> **Exercise goal**:
Copy out the listing that follows, exact in every word, and skip the images.
— START OF Material —
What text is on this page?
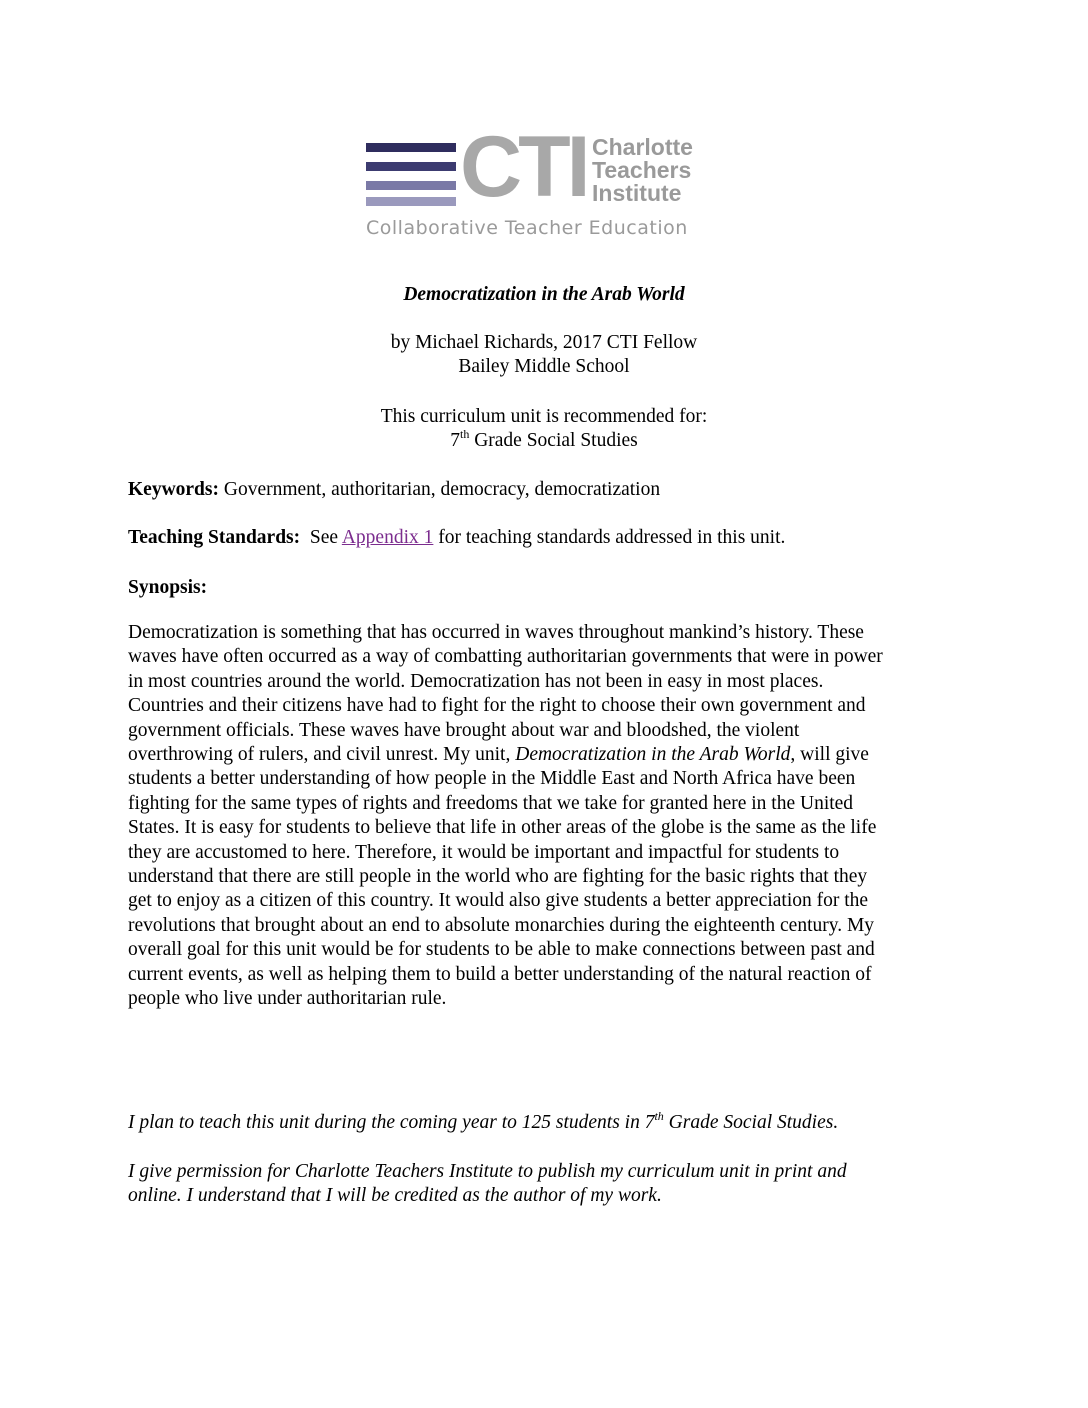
CTI Charlotte
Teachers
Institute
Collaborative Teacher Education
Democratization in the Arab World
by Michael Richards, 2017 CTI Fellow
Bailey Middle School
This curriculum unit is recommended for:
7th Grade Social Studies
Keywords: Government, authoritarian, democracy, democratization
Teaching Standards:  See Appendix 1 for teaching standards addressed in this unit.
Synopsis:
Democratization is something that has occurred in waves throughout mankind’s history. These
waves have often occurred as a way of combatting authoritarian governments that were in power
in most countries around the world. Democratization has not been in easy in most places.
Countries and their citizens have had to fight for the right to choose their own government and
government officials. These waves have brought about war and bloodshed, the violent
overthrowing of rulers, and civil unrest. My unit, Democratization in the Arab World, will give
students a better understanding of how people in the Middle East and North Africa have been
fighting for the same types of rights and freedoms that we take for granted here in the United
States. It is easy for students to believe that life in other areas of the globe is the same as the life
they are accustomed to here. Therefore, it would be important and impactful for students to
understand that there are still people in the world who are fighting for the basic rights that they
get to enjoy as a citizen of this country. It would also give students a better appreciation for the
revolutions that brought about an end to absolute monarchies during the eighteenth century. My
overall goal for this unit would be for students to be able to make connections between past and
current events, as well as helping them to build a better understanding of the natural reaction of
people who live under authoritarian rule.
I plan to teach this unit during the coming year to 125 students in 7th Grade Social Studies.
I give permission for Charlotte Teachers Institute to publish my curriculum unit in print and
online. I understand that I will be credited as the author of my work.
— END OF Material —
> **Solution to this task**:
What text is on this page?
CTI Charlotte
Teachers
Institute
Collaborative Teacher Education
Democratization in the Arab World
by Michael Richards, 2017 CTI Fellow
Bailey Middle School
This curriculum unit is recommended for:
7th Grade Social Studies
Keywords: Government, authoritarian, democracy, democratization
Teaching Standards:  See Appendix 1 for teaching standards addressed in this unit.
Synopsis:
Democratization is something that has occurred in waves throughout mankind’s history. These
waves have often occurred as a way of combatting authoritarian governments that were in power
in most countries around the world. Democratization has not been in easy in most places.
Countries and their citizens have had to fight for the right to choose their own government and
government officials. These waves have brought about war and bloodshed, the violent
overthrowing of rulers, and civil unrest. My unit, Democratization in the Arab World, will give
students a better understanding of how people in the Middle East and North Africa have been
fighting for the same types of rights and freedoms that we take for granted here in the United
States. It is easy for students to believe that life in other areas of the globe is the same as the life
they are accustomed to here. Therefore, it would be important and impactful for students to
understand that there are still people in the world who are fighting for the basic rights that they
get to enjoy as a citizen of this country. It would also give students a better appreciation for the
revolutions that brought about an end to absolute monarchies during the eighteenth century. My
overall goal for this unit would be for students to be able to make connections between past and
current events, as well as helping them to build a better understanding of the natural reaction of
people who live under authoritarian rule.
I plan to teach this unit during the coming year to 125 students in 7th Grade Social Studies.
I give permission for Charlotte Teachers Institute to publish my curriculum unit in print and
online. I understand that I will be credited as the author of my work.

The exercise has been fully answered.